> **LISTA DE ATIVIDADES**
a - Reproduza o texto sobre Bellucci e Murray entre "Thomaz Bellucci alcança" e "casa. Só isso.", inclusive, trocando "consistência" por "regularidade".
b - Liste todas as pessoas mencionadas pelo nome no texto sobre Bellucci e Murray.
c - Resuma em duas frases o texto sobre Bellucci e Murray.

> **TRECHO SELECIONADO**

----------

Bellucci x Murray – Saque e paciência



Thomaz Bellucci alcança pela primeira vez a terceira rodada do US Open e volta a esta fase de um Grand Slam após mais de quatro anos. Tudo fruto da consistência de nível de jogo adquirida desde março quando reativou a parceria com João Zwetsch e o aprimoramento físico de André Cunha. Ele não vem perdendo como antes para jogadores abaixo no ranking.

Foram duas boas vitórias em Nova York, suando muito pouco, economizando boa energia, mas que não deveriam causar nenhuma euforia, afinal pegou tenistas fora do top 100 e com nível abaixo. Cumpriu bem o dever de casa. Só isso.
Contra Andy Murray, no sábado, é mais uma oportunidade de coroar o bom ano que vem tendo com aquela vitória que está faltando. O físico será muito importante. Está fazendo calor em Nova York, que não é a temperatura da Austrália, mas causa estragos semelhantes pela alta umidade, algo que é desafiador para o paulista. E o escocês tende a minar Bellucci sempre devolvendo uma bolinha a mais, com uma variação que pode mexer com a cabeça dele. O segredo será o serviço, ganhar pontos de graça diante de uma das melhores devoluções do circuito, e, claro, ter paciência. Muita. Mas não ser passivo que aí entrará na onda dele.

----------

> **REGISTROS LISTADOS**
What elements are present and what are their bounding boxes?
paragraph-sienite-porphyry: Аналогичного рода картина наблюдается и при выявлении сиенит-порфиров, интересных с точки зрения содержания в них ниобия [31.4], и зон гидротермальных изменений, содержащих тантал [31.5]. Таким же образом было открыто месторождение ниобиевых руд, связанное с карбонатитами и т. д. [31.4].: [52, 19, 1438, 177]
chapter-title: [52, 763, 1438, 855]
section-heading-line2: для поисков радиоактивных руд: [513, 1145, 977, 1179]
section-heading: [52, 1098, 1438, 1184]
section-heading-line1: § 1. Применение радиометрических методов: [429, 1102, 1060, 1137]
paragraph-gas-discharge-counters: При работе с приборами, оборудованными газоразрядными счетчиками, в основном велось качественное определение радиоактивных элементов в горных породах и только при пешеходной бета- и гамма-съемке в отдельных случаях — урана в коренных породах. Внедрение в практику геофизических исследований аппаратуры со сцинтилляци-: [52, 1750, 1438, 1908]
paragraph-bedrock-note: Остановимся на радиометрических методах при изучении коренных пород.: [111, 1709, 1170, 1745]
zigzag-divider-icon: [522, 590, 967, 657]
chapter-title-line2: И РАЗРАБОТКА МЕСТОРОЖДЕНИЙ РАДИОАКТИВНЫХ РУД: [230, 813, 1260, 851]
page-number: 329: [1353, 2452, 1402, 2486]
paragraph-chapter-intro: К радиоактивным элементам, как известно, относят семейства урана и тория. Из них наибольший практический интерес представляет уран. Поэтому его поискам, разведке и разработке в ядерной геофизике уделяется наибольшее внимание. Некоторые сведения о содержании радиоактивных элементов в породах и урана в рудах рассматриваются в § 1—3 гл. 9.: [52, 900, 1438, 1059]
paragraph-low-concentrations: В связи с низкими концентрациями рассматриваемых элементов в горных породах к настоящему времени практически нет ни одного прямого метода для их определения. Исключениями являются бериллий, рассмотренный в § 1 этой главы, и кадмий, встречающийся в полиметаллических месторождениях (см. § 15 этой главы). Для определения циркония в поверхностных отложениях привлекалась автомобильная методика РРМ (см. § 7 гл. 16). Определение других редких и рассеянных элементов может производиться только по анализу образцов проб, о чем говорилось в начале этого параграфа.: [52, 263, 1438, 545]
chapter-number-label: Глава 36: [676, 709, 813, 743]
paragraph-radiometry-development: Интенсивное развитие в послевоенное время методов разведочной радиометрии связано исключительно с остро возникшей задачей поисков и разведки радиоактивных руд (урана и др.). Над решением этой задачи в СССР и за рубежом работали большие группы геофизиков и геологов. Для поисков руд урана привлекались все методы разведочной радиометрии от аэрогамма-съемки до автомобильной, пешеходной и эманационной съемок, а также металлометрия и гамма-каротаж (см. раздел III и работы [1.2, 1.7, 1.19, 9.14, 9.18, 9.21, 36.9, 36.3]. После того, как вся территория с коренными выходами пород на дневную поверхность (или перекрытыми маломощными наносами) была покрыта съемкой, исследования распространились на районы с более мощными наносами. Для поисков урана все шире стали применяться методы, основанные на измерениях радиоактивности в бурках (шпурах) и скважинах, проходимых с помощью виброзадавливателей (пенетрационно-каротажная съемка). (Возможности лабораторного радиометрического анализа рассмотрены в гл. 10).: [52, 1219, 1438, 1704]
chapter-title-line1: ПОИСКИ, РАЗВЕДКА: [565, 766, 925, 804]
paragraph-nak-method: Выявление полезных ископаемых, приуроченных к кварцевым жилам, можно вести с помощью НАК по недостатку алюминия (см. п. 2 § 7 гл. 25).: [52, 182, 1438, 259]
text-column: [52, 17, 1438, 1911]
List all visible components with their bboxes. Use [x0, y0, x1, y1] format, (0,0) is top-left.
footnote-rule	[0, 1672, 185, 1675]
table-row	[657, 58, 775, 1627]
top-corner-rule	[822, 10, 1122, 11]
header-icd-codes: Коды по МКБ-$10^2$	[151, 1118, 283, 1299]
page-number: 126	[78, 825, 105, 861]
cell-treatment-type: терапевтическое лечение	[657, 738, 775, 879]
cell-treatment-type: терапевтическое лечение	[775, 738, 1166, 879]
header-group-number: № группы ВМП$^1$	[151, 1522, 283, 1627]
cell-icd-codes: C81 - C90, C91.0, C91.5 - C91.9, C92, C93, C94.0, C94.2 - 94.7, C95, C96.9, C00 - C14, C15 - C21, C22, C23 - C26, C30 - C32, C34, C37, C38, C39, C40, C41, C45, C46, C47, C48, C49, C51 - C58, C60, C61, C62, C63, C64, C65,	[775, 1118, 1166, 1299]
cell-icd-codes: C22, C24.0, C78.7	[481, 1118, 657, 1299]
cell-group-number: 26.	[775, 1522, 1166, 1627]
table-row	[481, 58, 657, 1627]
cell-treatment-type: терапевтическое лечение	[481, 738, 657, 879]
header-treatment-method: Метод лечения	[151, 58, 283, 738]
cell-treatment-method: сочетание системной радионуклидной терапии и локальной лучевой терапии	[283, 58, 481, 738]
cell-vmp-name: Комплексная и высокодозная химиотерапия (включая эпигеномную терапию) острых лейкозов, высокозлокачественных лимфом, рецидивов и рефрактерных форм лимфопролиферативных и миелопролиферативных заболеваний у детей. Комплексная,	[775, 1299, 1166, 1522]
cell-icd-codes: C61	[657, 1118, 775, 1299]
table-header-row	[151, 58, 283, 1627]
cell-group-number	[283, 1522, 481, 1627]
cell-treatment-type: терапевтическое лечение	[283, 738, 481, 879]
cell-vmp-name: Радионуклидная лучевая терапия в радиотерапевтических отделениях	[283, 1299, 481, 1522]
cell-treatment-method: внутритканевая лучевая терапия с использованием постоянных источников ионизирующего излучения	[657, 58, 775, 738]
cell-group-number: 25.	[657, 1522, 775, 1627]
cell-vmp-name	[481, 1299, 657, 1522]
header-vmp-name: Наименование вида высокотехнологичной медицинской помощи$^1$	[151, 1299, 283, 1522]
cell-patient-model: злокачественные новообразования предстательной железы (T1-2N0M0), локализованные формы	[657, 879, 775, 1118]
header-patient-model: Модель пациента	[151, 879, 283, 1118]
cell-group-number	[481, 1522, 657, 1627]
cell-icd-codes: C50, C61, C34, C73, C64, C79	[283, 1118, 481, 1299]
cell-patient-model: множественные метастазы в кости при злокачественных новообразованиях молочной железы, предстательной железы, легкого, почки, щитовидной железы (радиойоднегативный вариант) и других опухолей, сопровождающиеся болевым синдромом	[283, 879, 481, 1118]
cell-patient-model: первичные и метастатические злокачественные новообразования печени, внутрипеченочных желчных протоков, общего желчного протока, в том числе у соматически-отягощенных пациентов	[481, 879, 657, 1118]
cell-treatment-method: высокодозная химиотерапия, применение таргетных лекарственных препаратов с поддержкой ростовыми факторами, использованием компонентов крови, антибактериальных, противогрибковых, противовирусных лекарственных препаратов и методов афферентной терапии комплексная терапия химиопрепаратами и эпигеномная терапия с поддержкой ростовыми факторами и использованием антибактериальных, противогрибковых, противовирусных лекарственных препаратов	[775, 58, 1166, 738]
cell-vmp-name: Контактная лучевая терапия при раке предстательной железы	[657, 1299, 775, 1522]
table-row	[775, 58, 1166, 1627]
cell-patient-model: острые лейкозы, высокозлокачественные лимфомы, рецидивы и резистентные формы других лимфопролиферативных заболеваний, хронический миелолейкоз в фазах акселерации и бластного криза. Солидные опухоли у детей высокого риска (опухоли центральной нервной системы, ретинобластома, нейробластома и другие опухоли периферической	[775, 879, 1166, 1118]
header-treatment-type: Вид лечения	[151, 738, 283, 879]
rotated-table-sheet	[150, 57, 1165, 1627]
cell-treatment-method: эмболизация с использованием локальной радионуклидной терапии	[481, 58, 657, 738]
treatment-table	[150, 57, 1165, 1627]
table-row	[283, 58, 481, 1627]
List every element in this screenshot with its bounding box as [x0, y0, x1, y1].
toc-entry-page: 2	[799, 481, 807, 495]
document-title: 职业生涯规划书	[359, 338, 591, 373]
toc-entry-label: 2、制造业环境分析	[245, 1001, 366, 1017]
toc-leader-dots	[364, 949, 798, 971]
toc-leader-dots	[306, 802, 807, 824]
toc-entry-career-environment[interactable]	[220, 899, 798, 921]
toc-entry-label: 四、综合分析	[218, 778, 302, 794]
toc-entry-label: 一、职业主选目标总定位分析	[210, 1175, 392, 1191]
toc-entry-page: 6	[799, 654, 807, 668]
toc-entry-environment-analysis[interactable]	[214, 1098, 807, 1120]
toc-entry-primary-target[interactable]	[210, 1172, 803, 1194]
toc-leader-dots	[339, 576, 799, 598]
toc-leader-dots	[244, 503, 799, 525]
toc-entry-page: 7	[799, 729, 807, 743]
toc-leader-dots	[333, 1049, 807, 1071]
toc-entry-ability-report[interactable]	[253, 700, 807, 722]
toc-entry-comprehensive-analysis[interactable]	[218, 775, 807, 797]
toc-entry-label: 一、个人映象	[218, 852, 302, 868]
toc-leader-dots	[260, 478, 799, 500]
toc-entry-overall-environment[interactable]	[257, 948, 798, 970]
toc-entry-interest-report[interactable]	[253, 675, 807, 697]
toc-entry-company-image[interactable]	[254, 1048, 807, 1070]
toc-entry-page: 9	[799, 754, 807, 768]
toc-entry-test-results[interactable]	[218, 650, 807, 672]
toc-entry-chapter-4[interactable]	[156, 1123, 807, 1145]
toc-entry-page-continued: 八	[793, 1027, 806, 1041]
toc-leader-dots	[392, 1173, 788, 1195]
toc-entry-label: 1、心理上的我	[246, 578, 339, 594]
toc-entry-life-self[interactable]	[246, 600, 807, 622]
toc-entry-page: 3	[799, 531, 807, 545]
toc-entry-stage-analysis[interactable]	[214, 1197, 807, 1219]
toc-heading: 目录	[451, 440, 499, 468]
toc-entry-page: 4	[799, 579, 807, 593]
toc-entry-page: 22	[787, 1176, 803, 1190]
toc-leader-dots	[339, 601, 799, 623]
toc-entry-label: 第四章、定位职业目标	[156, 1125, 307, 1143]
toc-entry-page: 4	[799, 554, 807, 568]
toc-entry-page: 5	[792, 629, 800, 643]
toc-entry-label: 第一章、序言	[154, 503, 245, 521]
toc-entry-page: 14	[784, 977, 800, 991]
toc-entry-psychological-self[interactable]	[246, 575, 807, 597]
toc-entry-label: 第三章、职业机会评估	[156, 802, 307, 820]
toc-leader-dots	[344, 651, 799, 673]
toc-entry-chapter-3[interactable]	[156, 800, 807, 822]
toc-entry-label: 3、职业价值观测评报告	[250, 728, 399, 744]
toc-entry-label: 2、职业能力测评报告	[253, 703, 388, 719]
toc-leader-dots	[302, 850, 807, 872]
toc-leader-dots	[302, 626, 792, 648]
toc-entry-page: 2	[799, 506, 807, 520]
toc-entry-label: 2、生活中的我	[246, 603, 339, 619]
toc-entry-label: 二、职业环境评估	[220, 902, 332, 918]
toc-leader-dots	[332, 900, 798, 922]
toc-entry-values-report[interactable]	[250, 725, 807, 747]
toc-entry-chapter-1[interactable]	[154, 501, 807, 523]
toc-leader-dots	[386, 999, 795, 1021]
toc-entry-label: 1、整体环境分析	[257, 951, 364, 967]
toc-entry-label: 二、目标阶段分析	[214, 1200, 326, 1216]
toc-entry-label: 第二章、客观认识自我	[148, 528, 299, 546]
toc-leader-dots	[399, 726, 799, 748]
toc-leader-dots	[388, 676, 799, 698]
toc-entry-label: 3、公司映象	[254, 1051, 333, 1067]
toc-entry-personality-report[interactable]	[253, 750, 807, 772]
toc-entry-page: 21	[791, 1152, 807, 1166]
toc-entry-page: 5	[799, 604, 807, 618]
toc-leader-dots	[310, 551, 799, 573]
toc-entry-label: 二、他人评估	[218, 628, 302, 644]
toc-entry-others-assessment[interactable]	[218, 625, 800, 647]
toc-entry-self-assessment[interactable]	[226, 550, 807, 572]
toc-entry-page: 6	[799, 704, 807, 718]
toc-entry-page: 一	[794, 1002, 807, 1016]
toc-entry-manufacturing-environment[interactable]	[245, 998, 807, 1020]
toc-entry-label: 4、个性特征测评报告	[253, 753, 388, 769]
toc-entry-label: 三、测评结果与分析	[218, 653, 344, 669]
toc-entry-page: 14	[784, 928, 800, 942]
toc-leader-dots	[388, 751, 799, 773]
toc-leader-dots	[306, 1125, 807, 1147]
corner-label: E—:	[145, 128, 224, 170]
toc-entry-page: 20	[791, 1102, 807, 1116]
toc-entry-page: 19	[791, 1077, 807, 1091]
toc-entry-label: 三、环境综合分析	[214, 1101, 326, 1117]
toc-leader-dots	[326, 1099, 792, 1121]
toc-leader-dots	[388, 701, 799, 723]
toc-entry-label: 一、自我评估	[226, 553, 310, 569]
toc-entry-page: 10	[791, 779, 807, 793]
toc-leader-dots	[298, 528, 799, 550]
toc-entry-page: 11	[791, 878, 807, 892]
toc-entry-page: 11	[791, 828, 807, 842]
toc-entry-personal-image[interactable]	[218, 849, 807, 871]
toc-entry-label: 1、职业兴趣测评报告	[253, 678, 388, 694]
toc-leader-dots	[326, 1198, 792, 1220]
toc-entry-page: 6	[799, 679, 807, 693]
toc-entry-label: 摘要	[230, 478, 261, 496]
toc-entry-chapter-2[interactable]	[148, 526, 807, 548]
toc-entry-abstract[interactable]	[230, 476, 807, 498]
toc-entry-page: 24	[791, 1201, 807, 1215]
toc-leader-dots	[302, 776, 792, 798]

----------

> **LISTA DE SOLUÇÕES**
a -
Thomaz Bellucci alcança pela primeira vez a terceira rodada do US Open e volta a esta fase de um Grand Slam após mais de quatro anos. Tudo fruto da regularidade de nível de jogo adquirida desde março quando reativou a parceria com João Zwetsch e o aprimoramento físico de André Cunha. Ele não vem perdendo como antes para jogadores abaixo no ranking.

Foram duas boas vitórias em Nova York, suando muito pouco, economizando boa energia, mas que não deveriam causar nenhuma euforia, afinal pegou tenistas fora do top 100 e com nível abaixo. Cumpriu bem o dever de casa. Só isso.

b - Thomaz Bellucci, João Zwetsch, André Cunha, Andy Murray

c - Thomaz Bellucci alcançou pela primeira vez a terceira rodada do US Open, graças à consistência de jogo adquirida desde março com João Zwetsch e ao aprimoramento físico com André Cunha. Contra Andy Murray, o físico será importante diante do calor úmido de Nova York, e o segredo estará no saque e na paciência, sem ser passivo.